Extracted records:

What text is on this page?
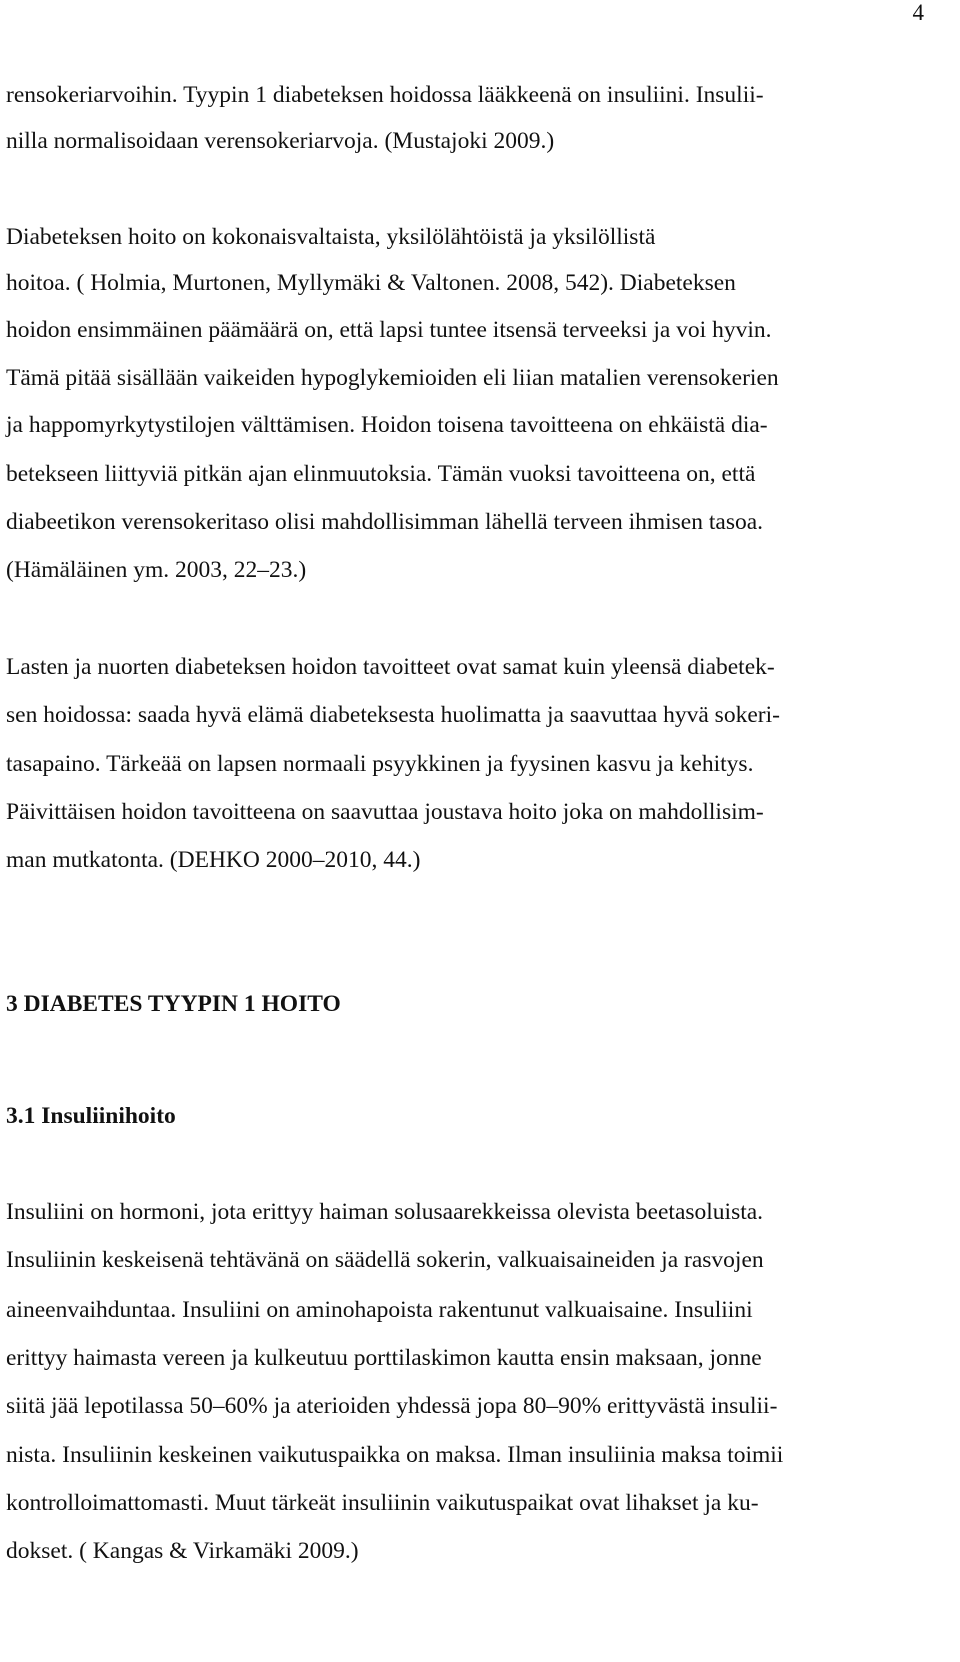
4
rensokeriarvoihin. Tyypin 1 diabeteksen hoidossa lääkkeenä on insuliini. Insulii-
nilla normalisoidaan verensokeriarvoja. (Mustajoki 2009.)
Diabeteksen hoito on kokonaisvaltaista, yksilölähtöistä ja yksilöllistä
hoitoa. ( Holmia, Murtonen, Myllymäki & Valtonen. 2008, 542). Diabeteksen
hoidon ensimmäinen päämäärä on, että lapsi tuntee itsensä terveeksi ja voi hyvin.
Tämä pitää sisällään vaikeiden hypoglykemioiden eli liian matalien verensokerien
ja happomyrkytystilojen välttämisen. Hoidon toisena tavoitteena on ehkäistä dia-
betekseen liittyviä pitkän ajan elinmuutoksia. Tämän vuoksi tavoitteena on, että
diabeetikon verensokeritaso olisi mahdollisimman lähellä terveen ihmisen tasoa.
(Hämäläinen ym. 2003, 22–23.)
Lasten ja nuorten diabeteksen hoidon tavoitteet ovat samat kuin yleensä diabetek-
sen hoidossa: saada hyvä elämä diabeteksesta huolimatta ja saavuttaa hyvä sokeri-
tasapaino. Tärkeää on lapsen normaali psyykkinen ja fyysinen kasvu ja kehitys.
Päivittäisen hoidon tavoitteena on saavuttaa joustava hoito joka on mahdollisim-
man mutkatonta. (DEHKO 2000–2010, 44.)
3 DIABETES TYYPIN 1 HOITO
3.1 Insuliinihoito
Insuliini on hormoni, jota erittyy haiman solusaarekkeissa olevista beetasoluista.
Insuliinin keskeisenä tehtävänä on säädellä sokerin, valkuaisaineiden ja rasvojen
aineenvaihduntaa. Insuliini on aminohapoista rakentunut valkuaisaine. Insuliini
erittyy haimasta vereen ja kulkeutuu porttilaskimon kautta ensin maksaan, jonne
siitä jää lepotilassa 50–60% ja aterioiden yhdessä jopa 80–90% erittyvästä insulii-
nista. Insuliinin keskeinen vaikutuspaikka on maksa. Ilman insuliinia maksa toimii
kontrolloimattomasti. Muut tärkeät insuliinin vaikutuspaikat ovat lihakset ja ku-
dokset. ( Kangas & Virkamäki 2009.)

#### PROBLEM DESCRIPTION
Check each line of the material above for "tavoitteena" and say how many lines contain it, giving the number alone.

#### REPLY
3